- **What needs to be done**: From the records below, copy every line that contains the word "into".

Raw records:
****************************************

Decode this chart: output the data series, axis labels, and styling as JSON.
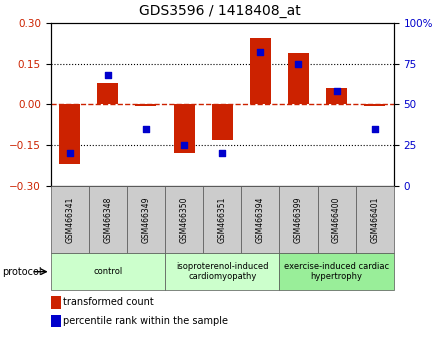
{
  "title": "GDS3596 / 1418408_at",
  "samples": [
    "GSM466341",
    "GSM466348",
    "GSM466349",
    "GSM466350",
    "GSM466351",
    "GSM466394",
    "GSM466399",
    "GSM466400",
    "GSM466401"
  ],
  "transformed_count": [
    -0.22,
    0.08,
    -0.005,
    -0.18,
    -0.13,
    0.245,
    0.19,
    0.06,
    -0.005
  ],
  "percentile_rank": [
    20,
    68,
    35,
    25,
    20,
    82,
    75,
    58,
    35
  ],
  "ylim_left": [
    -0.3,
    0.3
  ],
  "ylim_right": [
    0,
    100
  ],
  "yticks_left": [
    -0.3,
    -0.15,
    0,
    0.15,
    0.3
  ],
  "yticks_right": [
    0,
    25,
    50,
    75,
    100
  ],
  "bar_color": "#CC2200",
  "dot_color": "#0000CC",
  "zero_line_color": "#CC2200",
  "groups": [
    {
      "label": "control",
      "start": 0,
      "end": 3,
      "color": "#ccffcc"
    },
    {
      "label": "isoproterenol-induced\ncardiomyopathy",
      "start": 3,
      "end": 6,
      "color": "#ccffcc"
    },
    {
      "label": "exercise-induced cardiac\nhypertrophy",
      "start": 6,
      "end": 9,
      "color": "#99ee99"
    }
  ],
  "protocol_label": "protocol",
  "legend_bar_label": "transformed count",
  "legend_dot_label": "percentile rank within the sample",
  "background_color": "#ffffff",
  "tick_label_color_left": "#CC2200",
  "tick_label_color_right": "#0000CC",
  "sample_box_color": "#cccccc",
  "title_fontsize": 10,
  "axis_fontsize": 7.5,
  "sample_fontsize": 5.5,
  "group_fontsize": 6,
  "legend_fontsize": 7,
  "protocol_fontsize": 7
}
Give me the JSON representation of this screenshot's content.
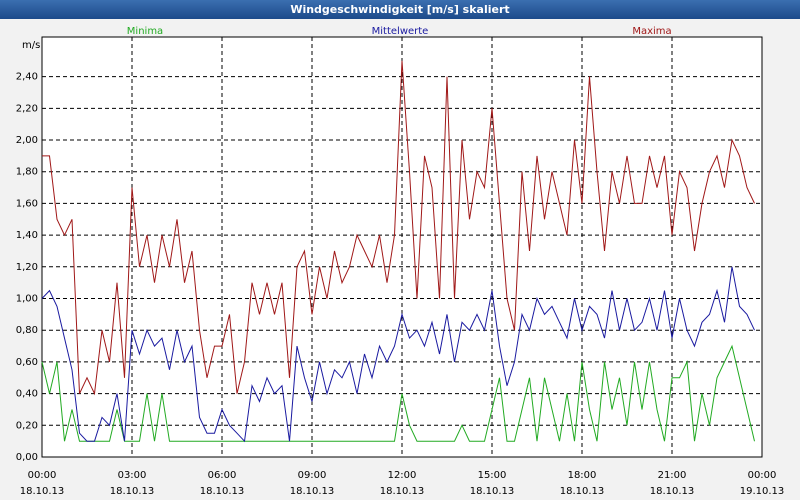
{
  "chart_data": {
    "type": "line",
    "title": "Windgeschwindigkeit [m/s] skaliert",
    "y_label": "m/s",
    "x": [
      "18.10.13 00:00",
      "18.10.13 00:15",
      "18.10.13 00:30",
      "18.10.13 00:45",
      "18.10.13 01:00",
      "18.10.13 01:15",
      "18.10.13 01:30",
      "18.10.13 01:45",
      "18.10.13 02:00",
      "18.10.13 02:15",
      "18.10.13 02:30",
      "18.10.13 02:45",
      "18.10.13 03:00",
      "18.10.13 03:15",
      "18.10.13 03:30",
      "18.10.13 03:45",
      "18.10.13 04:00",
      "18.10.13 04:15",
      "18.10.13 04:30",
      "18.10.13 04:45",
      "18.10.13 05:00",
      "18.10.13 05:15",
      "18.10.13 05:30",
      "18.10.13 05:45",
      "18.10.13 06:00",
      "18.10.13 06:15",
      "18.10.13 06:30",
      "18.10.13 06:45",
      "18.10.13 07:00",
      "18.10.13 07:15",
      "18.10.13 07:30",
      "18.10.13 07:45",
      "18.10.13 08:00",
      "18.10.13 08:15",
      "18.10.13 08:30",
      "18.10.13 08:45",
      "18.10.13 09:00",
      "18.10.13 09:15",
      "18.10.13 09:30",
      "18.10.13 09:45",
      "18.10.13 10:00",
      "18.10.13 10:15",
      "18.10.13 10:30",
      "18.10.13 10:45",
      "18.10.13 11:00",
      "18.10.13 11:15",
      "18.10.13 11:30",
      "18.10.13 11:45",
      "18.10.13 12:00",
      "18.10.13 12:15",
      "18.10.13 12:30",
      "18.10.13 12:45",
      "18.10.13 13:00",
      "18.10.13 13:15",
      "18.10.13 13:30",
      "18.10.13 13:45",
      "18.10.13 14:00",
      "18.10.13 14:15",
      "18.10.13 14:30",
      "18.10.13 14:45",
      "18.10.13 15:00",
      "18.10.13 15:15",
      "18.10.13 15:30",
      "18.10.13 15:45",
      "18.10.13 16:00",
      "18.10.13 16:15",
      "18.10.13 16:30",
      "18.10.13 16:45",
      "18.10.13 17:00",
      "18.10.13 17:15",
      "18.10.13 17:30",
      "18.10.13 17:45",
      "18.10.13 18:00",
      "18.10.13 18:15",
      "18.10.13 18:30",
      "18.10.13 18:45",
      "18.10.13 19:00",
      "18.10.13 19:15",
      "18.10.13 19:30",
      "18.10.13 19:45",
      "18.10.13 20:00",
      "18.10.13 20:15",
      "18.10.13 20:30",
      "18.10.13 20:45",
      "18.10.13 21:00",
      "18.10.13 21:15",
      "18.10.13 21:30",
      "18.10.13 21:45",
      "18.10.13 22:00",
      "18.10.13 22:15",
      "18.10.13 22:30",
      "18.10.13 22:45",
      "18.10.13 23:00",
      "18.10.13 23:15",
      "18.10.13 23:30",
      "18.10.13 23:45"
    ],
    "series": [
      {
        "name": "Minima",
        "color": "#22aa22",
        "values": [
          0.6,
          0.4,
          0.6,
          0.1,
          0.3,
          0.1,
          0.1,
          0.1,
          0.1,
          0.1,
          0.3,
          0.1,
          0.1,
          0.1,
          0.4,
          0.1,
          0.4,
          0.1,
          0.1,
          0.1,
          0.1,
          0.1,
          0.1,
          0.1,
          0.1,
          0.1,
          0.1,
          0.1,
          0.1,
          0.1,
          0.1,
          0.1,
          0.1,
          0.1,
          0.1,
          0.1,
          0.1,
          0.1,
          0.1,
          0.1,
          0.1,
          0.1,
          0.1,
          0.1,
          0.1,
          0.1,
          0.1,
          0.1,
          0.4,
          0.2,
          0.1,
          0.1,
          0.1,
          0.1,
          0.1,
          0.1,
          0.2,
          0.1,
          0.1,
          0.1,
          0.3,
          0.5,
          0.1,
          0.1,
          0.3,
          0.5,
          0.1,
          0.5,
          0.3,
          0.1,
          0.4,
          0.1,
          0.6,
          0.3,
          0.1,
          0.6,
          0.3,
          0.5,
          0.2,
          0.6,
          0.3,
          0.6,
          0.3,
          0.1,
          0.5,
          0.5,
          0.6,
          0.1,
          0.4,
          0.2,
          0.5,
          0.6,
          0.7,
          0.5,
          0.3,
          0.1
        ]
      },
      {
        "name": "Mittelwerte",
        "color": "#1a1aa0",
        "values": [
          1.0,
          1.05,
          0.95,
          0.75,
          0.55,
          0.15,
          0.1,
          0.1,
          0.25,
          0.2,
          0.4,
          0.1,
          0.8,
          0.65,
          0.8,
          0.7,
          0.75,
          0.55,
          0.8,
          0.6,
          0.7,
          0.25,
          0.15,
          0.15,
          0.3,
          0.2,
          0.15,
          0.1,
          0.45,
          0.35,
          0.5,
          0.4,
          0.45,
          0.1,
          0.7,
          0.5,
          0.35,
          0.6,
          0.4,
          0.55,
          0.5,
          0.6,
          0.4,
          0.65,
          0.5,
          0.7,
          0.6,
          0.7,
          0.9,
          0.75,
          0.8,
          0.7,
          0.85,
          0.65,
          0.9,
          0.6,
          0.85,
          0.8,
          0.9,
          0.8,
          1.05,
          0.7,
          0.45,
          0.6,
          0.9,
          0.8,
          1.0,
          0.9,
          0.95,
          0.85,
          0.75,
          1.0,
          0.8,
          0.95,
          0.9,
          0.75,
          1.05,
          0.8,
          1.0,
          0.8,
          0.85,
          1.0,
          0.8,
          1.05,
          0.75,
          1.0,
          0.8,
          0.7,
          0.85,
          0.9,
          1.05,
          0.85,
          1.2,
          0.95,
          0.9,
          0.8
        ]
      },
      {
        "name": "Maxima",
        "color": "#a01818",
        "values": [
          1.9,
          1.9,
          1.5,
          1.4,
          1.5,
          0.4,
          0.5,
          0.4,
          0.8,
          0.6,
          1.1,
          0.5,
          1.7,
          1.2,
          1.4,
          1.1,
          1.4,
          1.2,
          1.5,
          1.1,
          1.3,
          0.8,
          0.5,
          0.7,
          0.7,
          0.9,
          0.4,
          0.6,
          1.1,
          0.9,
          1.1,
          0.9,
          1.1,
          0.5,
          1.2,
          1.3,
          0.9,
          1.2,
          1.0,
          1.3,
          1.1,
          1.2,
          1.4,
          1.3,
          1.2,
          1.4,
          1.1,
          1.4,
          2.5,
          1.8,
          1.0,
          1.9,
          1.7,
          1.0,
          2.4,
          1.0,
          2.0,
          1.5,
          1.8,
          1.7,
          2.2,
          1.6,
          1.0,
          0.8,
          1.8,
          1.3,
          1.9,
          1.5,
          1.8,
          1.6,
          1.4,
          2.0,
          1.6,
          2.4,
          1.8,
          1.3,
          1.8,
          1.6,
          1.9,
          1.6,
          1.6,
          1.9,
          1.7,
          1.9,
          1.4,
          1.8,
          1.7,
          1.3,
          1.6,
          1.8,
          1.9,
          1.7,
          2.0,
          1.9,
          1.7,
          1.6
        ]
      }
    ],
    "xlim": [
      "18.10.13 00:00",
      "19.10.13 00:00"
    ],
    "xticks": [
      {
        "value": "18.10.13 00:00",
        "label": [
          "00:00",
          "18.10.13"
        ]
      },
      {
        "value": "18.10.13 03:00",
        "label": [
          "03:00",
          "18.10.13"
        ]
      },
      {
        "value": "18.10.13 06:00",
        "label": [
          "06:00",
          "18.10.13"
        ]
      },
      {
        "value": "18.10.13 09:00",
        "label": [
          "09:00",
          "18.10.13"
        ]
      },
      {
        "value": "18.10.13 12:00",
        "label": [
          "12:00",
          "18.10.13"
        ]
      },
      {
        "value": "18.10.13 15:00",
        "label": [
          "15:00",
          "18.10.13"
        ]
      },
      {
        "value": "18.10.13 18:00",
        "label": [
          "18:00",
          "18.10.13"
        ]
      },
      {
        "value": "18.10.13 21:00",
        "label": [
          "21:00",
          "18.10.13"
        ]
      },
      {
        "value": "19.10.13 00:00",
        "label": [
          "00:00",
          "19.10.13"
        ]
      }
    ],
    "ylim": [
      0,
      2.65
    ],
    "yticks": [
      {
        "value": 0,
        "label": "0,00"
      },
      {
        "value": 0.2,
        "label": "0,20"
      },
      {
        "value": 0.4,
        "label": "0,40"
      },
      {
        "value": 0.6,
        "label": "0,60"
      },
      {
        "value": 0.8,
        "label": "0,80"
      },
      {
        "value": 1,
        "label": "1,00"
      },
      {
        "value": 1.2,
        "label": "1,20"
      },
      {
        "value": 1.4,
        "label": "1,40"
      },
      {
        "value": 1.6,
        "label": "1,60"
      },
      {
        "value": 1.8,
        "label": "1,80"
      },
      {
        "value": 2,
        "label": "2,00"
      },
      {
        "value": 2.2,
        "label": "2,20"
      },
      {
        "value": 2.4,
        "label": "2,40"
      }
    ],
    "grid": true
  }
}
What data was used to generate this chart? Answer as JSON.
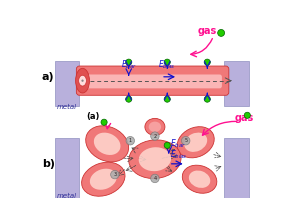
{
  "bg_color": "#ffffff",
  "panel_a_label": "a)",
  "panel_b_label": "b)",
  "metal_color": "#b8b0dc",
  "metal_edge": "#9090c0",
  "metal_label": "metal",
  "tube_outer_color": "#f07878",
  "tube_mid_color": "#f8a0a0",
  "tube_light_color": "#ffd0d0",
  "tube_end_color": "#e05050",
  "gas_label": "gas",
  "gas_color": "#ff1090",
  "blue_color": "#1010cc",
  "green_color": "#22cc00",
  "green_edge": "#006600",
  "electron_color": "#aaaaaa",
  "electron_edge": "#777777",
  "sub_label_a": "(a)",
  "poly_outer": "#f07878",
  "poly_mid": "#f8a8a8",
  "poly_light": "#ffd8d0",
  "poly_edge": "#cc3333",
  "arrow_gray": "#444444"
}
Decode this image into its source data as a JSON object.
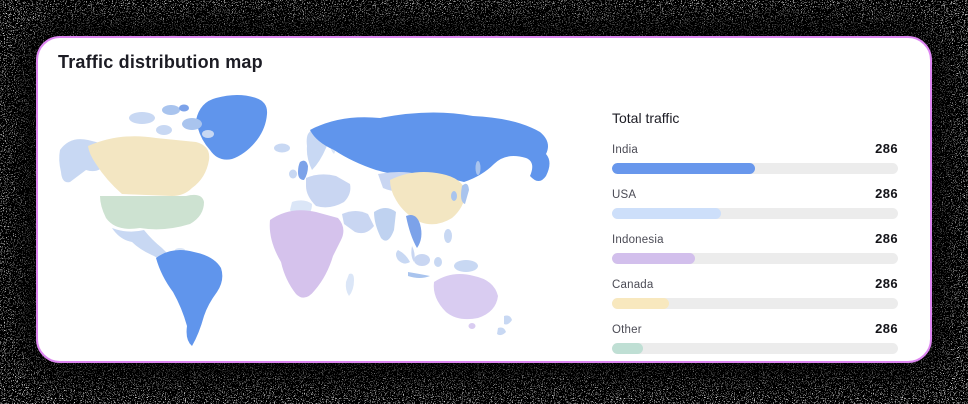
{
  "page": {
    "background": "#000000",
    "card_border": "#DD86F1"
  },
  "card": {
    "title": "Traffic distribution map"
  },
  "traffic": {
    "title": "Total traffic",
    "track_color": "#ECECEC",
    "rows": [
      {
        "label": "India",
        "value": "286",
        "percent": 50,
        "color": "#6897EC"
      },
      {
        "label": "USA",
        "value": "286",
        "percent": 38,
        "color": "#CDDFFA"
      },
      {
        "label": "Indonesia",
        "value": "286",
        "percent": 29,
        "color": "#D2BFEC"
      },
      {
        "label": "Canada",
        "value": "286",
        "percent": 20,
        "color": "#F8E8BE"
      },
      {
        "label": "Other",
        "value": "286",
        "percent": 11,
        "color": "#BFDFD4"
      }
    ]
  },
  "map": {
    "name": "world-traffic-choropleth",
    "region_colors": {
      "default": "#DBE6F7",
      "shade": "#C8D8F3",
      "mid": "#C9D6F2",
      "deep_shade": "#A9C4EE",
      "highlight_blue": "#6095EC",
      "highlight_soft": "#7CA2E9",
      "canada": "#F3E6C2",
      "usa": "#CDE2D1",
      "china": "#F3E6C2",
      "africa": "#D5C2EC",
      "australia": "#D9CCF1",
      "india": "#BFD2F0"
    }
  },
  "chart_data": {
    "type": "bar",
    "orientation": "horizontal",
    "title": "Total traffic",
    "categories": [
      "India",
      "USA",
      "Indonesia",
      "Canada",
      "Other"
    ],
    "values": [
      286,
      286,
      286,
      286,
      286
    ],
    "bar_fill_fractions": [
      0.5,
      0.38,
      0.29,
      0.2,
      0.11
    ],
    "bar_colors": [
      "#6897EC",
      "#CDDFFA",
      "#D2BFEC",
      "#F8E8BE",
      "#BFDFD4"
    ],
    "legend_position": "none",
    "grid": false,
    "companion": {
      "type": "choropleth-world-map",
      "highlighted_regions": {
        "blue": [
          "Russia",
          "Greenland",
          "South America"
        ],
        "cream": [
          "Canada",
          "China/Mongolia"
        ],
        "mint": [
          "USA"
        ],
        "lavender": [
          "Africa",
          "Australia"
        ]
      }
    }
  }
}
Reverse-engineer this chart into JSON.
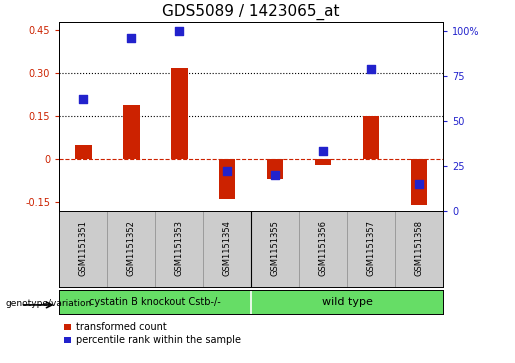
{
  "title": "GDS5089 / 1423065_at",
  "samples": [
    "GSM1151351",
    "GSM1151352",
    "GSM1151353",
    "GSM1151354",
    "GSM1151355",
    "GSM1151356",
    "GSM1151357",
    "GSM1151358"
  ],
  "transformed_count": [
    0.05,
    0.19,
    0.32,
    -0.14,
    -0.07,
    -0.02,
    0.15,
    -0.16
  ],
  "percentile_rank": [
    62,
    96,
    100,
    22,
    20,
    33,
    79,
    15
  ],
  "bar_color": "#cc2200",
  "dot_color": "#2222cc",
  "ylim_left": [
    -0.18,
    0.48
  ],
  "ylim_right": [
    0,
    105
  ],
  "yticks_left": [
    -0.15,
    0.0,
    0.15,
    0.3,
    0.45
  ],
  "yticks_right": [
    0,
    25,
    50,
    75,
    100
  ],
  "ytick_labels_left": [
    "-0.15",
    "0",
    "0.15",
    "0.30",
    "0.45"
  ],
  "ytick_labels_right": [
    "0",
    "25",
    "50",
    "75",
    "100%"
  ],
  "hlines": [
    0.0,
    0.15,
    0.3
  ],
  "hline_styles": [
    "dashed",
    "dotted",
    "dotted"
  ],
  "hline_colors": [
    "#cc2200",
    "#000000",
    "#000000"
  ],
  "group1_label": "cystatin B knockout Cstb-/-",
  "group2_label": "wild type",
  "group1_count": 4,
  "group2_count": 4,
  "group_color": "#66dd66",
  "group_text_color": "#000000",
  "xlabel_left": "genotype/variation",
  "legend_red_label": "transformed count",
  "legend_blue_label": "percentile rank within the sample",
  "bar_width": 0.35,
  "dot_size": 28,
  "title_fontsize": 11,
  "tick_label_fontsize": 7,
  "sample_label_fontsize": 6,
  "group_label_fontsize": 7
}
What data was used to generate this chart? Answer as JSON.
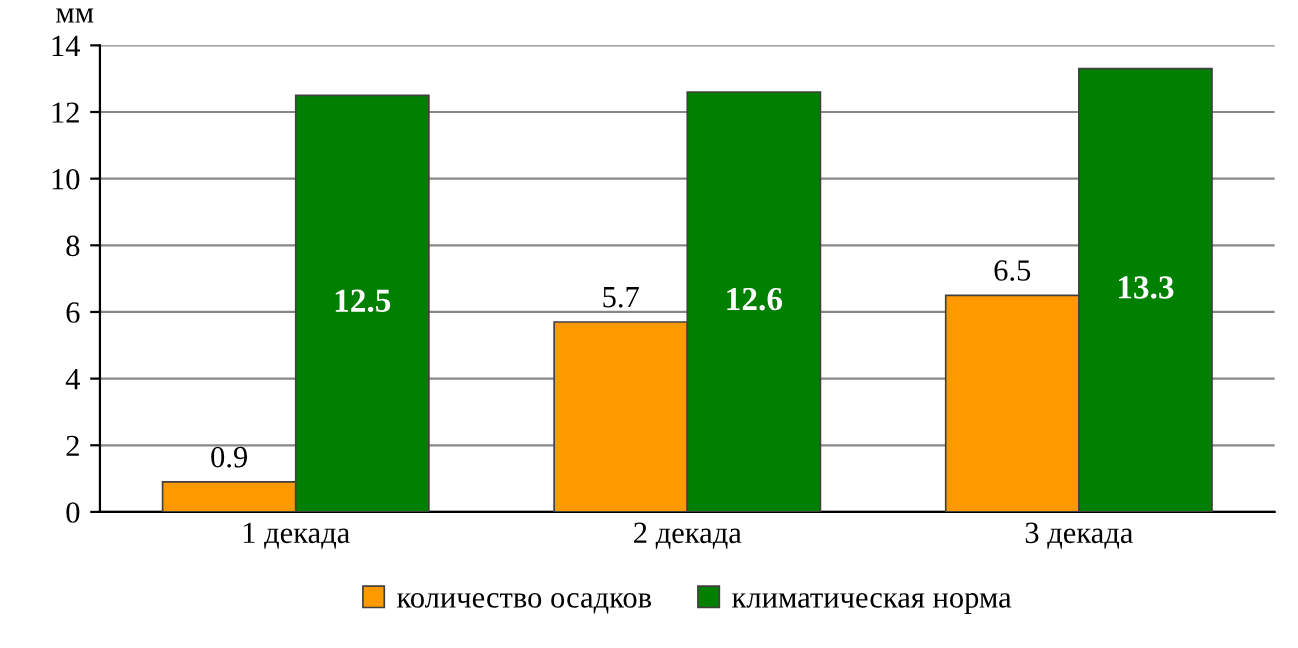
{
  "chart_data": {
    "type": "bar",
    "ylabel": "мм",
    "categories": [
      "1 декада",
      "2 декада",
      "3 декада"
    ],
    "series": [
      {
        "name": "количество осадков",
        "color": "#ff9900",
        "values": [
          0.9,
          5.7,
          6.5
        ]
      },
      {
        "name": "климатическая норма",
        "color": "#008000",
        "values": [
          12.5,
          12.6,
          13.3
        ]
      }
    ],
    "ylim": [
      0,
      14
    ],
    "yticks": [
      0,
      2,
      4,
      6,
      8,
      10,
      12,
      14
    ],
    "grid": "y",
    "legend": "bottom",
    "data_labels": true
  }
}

****************************************

- **Response to this task**:
Decode this image into its source data as a JSON object.
Reverse-engineer this chart into JSON.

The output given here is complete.